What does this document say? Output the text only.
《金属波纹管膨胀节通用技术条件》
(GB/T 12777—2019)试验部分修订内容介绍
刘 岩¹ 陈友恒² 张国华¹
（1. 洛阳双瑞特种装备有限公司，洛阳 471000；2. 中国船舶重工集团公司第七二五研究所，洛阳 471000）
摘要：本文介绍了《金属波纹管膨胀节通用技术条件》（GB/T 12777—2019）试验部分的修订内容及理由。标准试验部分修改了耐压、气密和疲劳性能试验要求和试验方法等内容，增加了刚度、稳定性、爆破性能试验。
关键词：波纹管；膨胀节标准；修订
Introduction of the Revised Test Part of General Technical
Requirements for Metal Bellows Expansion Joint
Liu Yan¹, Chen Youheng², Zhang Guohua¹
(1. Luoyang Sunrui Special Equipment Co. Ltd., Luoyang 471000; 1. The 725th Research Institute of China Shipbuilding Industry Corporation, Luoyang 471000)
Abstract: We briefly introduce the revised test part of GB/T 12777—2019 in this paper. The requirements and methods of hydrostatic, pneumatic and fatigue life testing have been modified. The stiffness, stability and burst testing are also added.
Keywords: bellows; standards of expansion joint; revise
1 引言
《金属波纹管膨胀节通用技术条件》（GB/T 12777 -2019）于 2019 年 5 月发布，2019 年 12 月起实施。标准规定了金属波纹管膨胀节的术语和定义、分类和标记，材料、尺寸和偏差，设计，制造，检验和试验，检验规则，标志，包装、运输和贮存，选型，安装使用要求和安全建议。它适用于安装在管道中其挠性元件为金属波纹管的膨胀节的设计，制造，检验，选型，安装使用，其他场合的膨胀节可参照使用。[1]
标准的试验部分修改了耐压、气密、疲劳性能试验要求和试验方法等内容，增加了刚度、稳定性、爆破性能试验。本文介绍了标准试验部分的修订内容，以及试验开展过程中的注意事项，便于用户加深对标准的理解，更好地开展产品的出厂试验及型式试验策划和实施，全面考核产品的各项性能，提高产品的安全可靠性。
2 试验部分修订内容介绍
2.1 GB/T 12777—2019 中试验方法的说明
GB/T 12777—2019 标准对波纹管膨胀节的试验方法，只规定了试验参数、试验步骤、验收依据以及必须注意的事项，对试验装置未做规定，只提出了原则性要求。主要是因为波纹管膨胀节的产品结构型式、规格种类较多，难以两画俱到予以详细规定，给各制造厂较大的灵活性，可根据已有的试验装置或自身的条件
============================================================
_Stated goal_:
Copy all the entries verbatim.

_In response_:
What does this document say? Output the text only.
《金属波纹管膨胀节通用技术条件》
(GB/T 12777—2019)试验部分修订内容介绍
刘 岩¹ 陈友恒² 张国华¹
（1. 洛阳双瑞特种装备有限公司，洛阳 471000；2. 中国船舶重工集团公司第七二五研究所，洛阳 471000）
摘要：本文介绍了《金属波纹管膨胀节通用技术条件》（GB/T 12777—2019）试验部分的修订内容及理由。标准试验部分修改了耐压、气密和疲劳性能试验要求和试验方法等内容，增加了刚度、稳定性、爆破性能试验。
关键词：波纹管；膨胀节标准；修订
Introduction of the Revised Test Part of General Technical
Requirements for Metal Bellows Expansion Joint
Liu Yan¹, Chen Youheng², Zhang Guohua¹
(1. Luoyang Sunrui Special Equipment Co. Ltd., Luoyang 471000; 1. The 725th Research Institute of China Shipbuilding Industry Corporation, Luoyang 471000)
Abstract: We briefly introduce the revised test part of GB/T 12777—2019 in this paper. The requirements and methods of hydrostatic, pneumatic and fatigue life testing have been modified. The stiffness, stability and burst testing are also added.
Keywords: bellows; standards of expansion joint; revise
1 引言
《金属波纹管膨胀节通用技术条件》（GB/T 12777 -2019）于 2019 年 5 月发布，2019 年 12 月起实施。标准规定了金属波纹管膨胀节的术语和定义、分类和标记，材料、尺寸和偏差，设计，制造，检验和试验，检验规则，标志，包装、运输和贮存，选型，安装使用要求和安全建议。它适用于安装在管道中其挠性元件为金属波纹管的膨胀节的设计，制造，检验，选型，安装使用，其他场合的膨胀节可参照使用。[1]
标准的试验部分修改了耐压、气密、疲劳性能试验要求和试验方法等内容，增加了刚度、稳定性、爆破性能试验。本文介绍了标准试验部分的修订内容，以及试验开展过程中的注意事项，便于用户加深对标准的理解，更好地开展产品的出厂试验及型式试验策划和实施，全面考核产品的各项性能，提高产品的安全可靠性。
2 试验部分修订内容介绍
2.1 GB/T 12777—2019 中试验方法的说明
GB/T 12777—2019 标准对波纹管膨胀节的试验方法，只规定了试验参数、试验步骤、验收依据以及必须注意的事项，对试验装置未做规定，只提出了原则性要求。主要是因为波纹管膨胀节的产品结构型式、规格种类较多，难以两画俱到予以详细规定，给各制造厂较大的灵活性，可根据已有的试验装置或自身的条件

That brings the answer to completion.